Search the records that follow and extract every line containing the string "poddaszu".

>> Begin The data

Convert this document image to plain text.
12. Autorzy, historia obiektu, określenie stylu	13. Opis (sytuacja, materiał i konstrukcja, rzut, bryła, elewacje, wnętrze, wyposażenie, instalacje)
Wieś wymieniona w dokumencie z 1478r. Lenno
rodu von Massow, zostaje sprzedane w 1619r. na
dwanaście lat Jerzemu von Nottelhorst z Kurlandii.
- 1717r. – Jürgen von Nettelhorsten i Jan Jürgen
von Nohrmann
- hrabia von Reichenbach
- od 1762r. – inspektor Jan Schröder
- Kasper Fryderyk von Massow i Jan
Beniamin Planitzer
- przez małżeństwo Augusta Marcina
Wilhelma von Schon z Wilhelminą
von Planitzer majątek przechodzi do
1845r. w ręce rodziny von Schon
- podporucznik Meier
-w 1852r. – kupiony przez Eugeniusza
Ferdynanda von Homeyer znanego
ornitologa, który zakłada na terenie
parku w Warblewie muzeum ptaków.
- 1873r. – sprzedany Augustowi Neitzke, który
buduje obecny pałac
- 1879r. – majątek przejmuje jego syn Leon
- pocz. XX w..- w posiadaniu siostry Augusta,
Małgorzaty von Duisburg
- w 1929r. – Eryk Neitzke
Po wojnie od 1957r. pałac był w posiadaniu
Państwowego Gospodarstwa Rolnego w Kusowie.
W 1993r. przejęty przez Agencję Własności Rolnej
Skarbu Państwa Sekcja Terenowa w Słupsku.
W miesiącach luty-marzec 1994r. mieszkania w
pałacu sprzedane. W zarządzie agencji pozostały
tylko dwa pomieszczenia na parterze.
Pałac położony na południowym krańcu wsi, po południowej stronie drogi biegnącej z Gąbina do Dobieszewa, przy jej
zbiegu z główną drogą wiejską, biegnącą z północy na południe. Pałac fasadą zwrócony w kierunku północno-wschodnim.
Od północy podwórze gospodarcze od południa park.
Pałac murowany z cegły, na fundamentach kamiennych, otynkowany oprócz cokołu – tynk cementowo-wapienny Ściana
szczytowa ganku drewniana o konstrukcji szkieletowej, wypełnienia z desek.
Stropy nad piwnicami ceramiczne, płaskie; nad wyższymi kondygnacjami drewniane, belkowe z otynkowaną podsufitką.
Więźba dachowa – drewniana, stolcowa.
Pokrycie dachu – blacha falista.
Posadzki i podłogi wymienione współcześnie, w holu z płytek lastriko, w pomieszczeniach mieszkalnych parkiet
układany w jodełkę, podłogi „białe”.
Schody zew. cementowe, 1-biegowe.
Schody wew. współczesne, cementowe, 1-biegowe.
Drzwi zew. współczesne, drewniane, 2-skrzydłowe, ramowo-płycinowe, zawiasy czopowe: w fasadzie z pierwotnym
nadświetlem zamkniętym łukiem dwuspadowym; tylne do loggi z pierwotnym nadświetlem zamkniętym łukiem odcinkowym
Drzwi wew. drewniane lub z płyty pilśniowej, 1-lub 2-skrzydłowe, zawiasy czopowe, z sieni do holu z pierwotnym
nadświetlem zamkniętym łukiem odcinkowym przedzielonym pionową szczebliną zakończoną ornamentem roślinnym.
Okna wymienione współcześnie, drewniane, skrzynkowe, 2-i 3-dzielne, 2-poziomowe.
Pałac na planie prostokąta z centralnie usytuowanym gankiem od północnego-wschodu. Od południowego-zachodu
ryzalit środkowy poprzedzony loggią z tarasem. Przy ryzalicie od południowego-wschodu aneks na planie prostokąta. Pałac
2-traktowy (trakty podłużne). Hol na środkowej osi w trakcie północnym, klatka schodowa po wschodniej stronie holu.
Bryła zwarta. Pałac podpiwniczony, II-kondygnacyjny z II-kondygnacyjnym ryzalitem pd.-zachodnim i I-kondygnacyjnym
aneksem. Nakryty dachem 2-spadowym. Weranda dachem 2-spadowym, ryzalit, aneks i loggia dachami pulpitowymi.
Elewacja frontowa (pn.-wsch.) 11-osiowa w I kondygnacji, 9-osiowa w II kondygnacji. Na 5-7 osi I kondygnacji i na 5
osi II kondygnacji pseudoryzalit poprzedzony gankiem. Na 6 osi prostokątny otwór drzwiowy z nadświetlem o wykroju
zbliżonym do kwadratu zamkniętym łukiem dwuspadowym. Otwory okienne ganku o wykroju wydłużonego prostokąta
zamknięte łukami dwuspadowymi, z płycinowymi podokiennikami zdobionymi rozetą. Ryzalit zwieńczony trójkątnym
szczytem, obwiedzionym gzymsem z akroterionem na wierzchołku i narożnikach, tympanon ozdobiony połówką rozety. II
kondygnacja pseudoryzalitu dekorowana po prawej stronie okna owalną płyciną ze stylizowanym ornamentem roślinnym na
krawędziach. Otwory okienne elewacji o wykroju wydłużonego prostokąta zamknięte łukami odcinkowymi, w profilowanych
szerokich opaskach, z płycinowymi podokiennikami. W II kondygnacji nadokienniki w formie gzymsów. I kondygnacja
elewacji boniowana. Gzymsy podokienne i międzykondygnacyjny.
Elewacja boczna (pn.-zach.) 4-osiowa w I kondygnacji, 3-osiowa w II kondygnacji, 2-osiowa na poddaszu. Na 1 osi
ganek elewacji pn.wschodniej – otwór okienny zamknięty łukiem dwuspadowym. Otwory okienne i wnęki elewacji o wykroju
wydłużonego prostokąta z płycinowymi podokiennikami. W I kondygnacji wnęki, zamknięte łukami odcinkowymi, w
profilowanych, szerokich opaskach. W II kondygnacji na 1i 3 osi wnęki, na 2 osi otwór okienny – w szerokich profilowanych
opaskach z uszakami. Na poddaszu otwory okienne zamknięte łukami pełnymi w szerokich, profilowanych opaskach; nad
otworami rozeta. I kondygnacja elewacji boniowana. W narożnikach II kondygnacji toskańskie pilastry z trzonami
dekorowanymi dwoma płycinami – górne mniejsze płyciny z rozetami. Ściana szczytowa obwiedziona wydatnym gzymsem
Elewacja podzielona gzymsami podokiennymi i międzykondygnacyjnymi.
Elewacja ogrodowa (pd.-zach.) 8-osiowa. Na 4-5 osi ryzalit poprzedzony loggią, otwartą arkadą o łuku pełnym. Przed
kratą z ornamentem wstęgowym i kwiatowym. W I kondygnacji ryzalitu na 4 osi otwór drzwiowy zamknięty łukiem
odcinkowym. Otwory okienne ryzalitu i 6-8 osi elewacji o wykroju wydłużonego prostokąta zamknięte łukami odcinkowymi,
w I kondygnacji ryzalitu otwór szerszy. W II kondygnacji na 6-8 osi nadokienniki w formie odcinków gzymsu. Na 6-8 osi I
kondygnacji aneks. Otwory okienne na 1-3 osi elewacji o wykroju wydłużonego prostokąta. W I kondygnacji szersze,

>> End The data

▶ Answer to the problem:
Elewacja boczna (pn.-zach.) 4-osiowa w I kondygnacji, 3-osiowa w II kondygnacji, 2-osiowa na poddaszu. Na 1 osi
opaskach z uszakami. Na poddaszu otwory okienne zamknięte łukami pełnymi w szerokich, profilowanych opaskach; nad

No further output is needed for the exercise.